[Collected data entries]
..............................
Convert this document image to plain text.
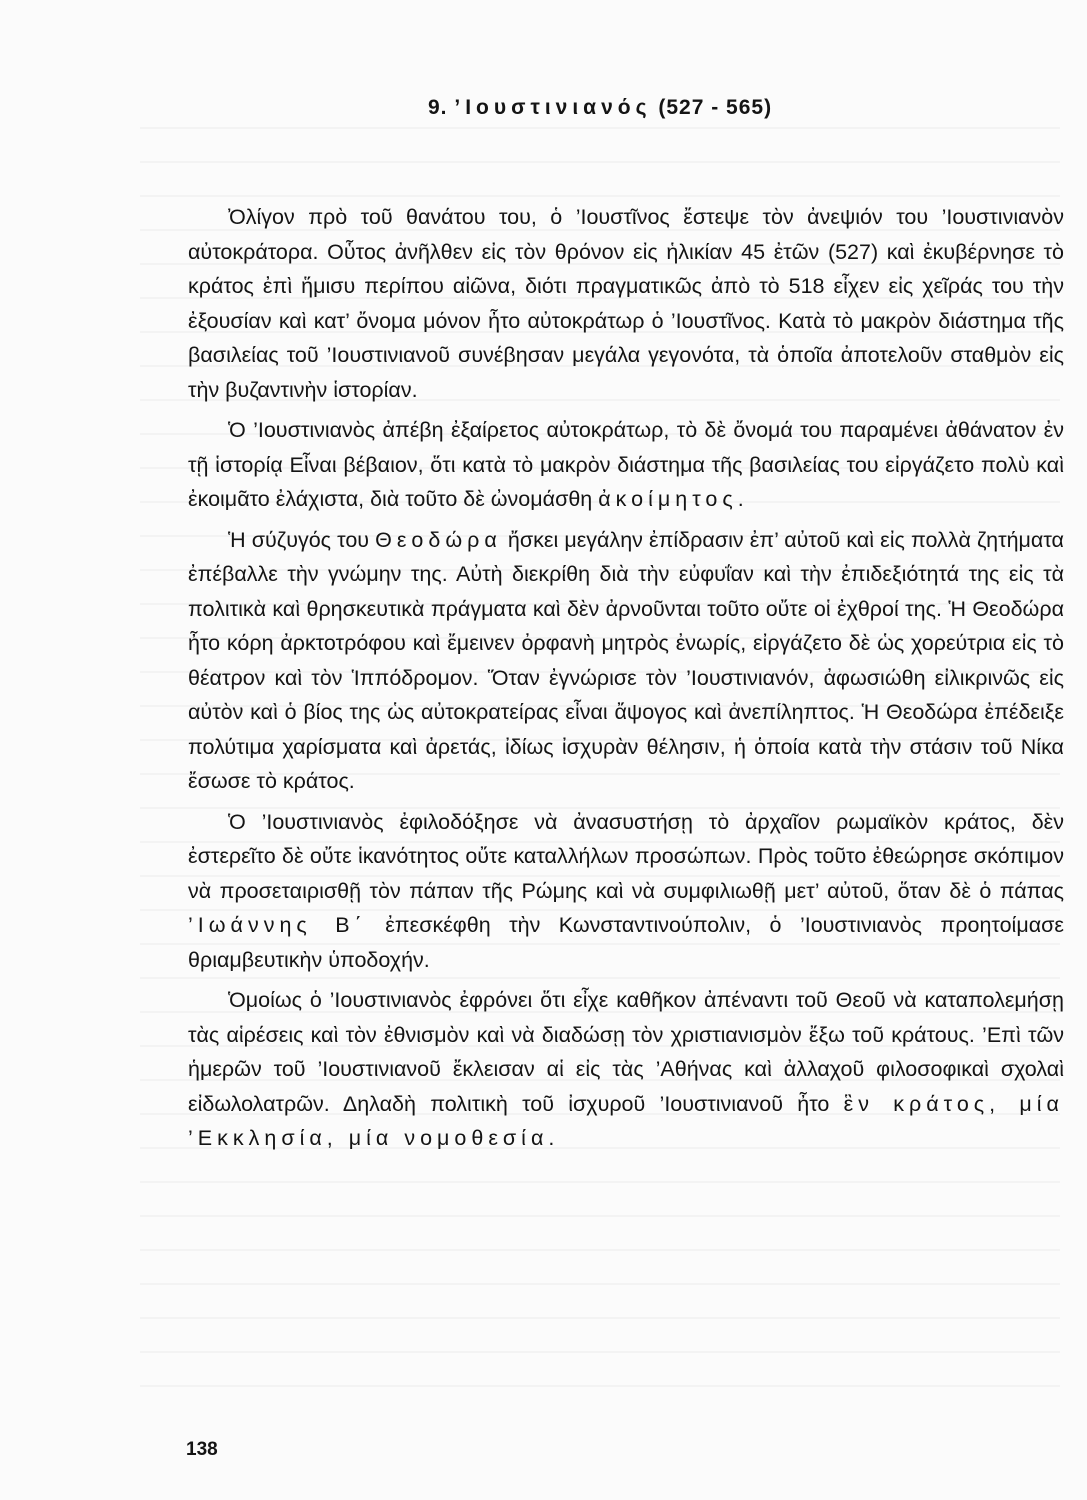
9. ’Ιουστινιανός (527 - 565)

Ὀλίγον πρὸ τοῦ θανάτου του, ὁ ’Ιουστῖνος ἔστεψε τὸν ἀνεψιόν του ’Ιουστινιανὸν αὐτοκράτορα. Οὗτος ἀνῆλθεν εἰς τὸν θρόνον εἰς ἡλικίαν 45 ἐτῶν (527) καὶ ἐκυβέρνησε τὸ κράτος ἐπὶ ἥμισυ περίπου αἰῶνα, διότι πραγματικῶς ἀπὸ τὸ 518 εἶχεν εἰς χεῖράς του τὴν ἐξουσίαν καὶ κατ’ ὄνομα μόνον ἦτο αὐτοκράτωρ ὁ ’Ιουστῖνος. Κατὰ τὸ μακρὸν διάστημα τῆς βασιλείας τοῦ ’Ιουστινιανοῦ συνέβησαν μεγάλα γεγονότα, τὰ ὁποῖα ἀποτελοῦν σταθμὸν εἰς τὴν βυζαντινὴν ἱστορίαν.

Ὁ ’Ιουστινιανὸς ἀπέβη ἐξαίρετος αὐτοκράτωρ, τὸ δὲ ὄνομά του παραμένει ἀθάνατον ἐν τῇ ἱστορίᾳ Εἶναι βέβαιον, ὅτι κατὰ τὸ μακρὸν διάστημα τῆς βασιλείας του εἰργάζετο πολὺ καὶ ἐκοιμᾶτο ἐλάχιστα, διὰ τοῦτο δὲ ὠνομάσθη ἀκοίμητος.

Ἡ σύζυγός του Θεοδώρα ἤσκει μεγάλην ἐπίδρασιν ἐπ’ αὐτοῦ καὶ εἰς πολλὰ ζητήματα ἐπέβαλλε τὴν γνώμην της. Αὐτὴ διεκρίθη διὰ τὴν εὐφυΐαν καὶ τὴν ἐπιδεξιότητά της εἰς τὰ πολιτικὰ καὶ θρησκευτικὰ πράγματα καὶ δὲν ἀρνοῦνται τοῦτο οὔτε οἱ ἐχθροί της. Ἡ Θεοδώρα ἦτο κόρη ἀρκτοτρόφου καὶ ἔμεινεν ὀρφανὴ μητρὸς ἐνωρίς, εἰργάζετο δὲ ὡς χορεύτρια εἰς τὸ θέατρον καὶ τὸν Ἱππόδρομον. Ὅταν ἐγνώρισε τὸν ’Ιουστινιανόν, ἀφωσιώθη εἰλικρινῶς εἰς αὐτὸν καὶ ὁ βίος της ὡς αὐτοκρατείρας εἶναι ἄψογος καὶ ἀνεπίληπτος. Ἡ Θεοδώρα ἐπέδειξε πολύτιμα χαρίσματα καὶ ἀρετάς, ἰδίως ἰσχυρὰν θέλησιν, ἡ ὁποία κατὰ τὴν στάσιν τοῦ Νίκα ἔσωσε τὸ κράτος.

Ὁ ’Ιουστινιανὸς ἐφιλοδόξησε νὰ ἀνασυστήσῃ τὸ ἀρχαῖον ρωμαϊκὸν κράτος, δὲν ἐστερεῖτο δὲ οὔτε ἱκανότητος οὔτε καταλλήλων προσώπων. Πρὸς τοῦτο ἐθεώρησε σκόπιμον νὰ προσεταιρισθῇ τὸν πάπαν τῆς Ρώμης καὶ νὰ συμφιλιωθῇ μετ’ αὐτοῦ, ὅταν δὲ ὁ πάπας ’Ιωάννης Β΄ ἐπεσκέφθη τὴν Κωνσταντινούπολιν, ὁ ’Ιουστινιανὸς προητοίμασε θριαμβευτικὴν ὑποδοχήν.

Ὁμοίως ὁ ’Ιουστινιανὸς ἐφρόνει ὅτι εἶχε καθῆκον ἀπέναντι τοῦ Θεοῦ νὰ καταπολεμήσῃ τὰς αἱρέσεις καὶ τὸν ἐθνισμὸν καὶ νὰ διαδώσῃ τὸν χριστιανισμὸν ἔξω τοῦ κράτους. ’Επὶ τῶν ἡμερῶν τοῦ ’Ιουστινιανοῦ ἔκλεισαν αἱ εἰς τὰς ’Αθήνας καὶ ἀλλαχοῦ φιλοσοφικαὶ σχολαὶ εἰδωλολατρῶν. Δηλαδὴ πολιτικὴ τοῦ ἰσχυροῦ ’Ιουστινιανοῦ ἦτο ἓν κράτος, μία ’Εκκλησία, μία νομοθεσία.

138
..............................
→ **What needs to be done**: Do not copy the pictures, but repeat every line exactly.

→ **Problem solution**:
Convert this document image to plain text.
9. ’Ιουστινιανός (527 - 565)

Ὀλίγον πρὸ τοῦ θανάτου του, ὁ ’Ιουστῖνος ἔστεψε τὸν ἀνεψιόν του ’Ιουστινιανὸν αὐτοκράτορα. Οὗτος ἀνῆλθεν εἰς τὸν θρόνον εἰς ἡλικίαν 45 ἐτῶν (527) καὶ ἐκυβέρνησε τὸ κράτος ἐπὶ ἥμισυ περίπου αἰῶνα, διότι πραγματικῶς ἀπὸ τὸ 518 εἶχεν εἰς χεῖράς του τὴν ἐξουσίαν καὶ κατ’ ὄνομα μόνον ἦτο αὐτοκράτωρ ὁ ’Ιουστῖνος. Κατὰ τὸ μακρὸν διάστημα τῆς βασιλείας τοῦ ’Ιουστινιανοῦ συνέβησαν μεγάλα γεγονότα, τὰ ὁποῖα ἀποτελοῦν σταθμὸν εἰς τὴν βυζαντινὴν ἱστορίαν.

Ὁ ’Ιουστινιανὸς ἀπέβη ἐξαίρετος αὐτοκράτωρ, τὸ δὲ ὄνομά του παραμένει ἀθάνατον ἐν τῇ ἱστορίᾳ Εἶναι βέβαιον, ὅτι κατὰ τὸ μακρὸν διάστημα τῆς βασιλείας του εἰργάζετο πολὺ καὶ ἐκοιμᾶτο ἐλάχιστα, διὰ τοῦτο δὲ ὠνομάσθη ἀκοίμητος.

Ἡ σύζυγός του Θεοδώρα ἤσκει μεγάλην ἐπίδρασιν ἐπ’ αὐτοῦ καὶ εἰς πολλὰ ζητήματα ἐπέβαλλε τὴν γνώμην της. Αὐτὴ διεκρίθη διὰ τὴν εὐφυΐαν καὶ τὴν ἐπιδεξιότητά της εἰς τὰ πολιτικὰ καὶ θρησκευτικὰ πράγματα καὶ δὲν ἀρνοῦνται τοῦτο οὔτε οἱ ἐχθροί της. Ἡ Θεοδώρα ἦτο κόρη ἀρκτοτρόφου καὶ ἔμεινεν ὀρφανὴ μητρὸς ἐνωρίς, εἰργάζετο δὲ ὡς χορεύτρια εἰς τὸ θέατρον καὶ τὸν Ἱππόδρομον. Ὅταν ἐγνώρισε τὸν ’Ιουστινιανόν, ἀφωσιώθη εἰλικρινῶς εἰς αὐτὸν καὶ ὁ βίος της ὡς αὐτοκρατείρας εἶναι ἄψογος καὶ ἀνεπίληπτος. Ἡ Θεοδώρα ἐπέδειξε πολύτιμα χαρίσματα καὶ ἀρετάς, ἰδίως ἰσχυρὰν θέλησιν, ἡ ὁποία κατὰ τὴν στάσιν τοῦ Νίκα ἔσωσε τὸ κράτος.

Ὁ ’Ιουστινιανὸς ἐφιλοδόξησε νὰ ἀνασυστήσῃ τὸ ἀρχαῖον ρωμαϊκὸν κράτος, δὲν ἐστερεῖτο δὲ οὔτε ἱκανότητος οὔτε καταλλήλων προσώπων. Πρὸς τοῦτο ἐθεώρησε σκόπιμον νὰ προσεταιρισθῇ τὸν πάπαν τῆς Ρώμης καὶ νὰ συμφιλιωθῇ μετ’ αὐτοῦ, ὅταν δὲ ὁ πάπας ’Ιωάννης Β΄ ἐπεσκέφθη τὴν Κωνσταντινούπολιν, ὁ ’Ιουστινιανὸς προητοίμασε θριαμβευτικὴν ὑποδοχήν.

Ὁμοίως ὁ ’Ιουστινιανὸς ἐφρόνει ὅτι εἶχε καθῆκον ἀπέναντι τοῦ Θεοῦ νὰ καταπολεμήσῃ τὰς αἱρέσεις καὶ τὸν ἐθνισμὸν καὶ νὰ διαδώσῃ τὸν χριστιανισμὸν ἔξω τοῦ κράτους. ’Επὶ τῶν ἡμερῶν τοῦ ’Ιουστινιανοῦ ἔκλεισαν αἱ εἰς τὰς ’Αθήνας καὶ ἀλλαχοῦ φιλοσοφικαὶ σχολαὶ εἰδωλολατρῶν. Δηλαδὴ πολιτικὴ τοῦ ἰσχυροῦ ’Ιουστινιανοῦ ἦτο ἓν κράτος, μία ’Εκκλησία, μία νομοθεσία.

138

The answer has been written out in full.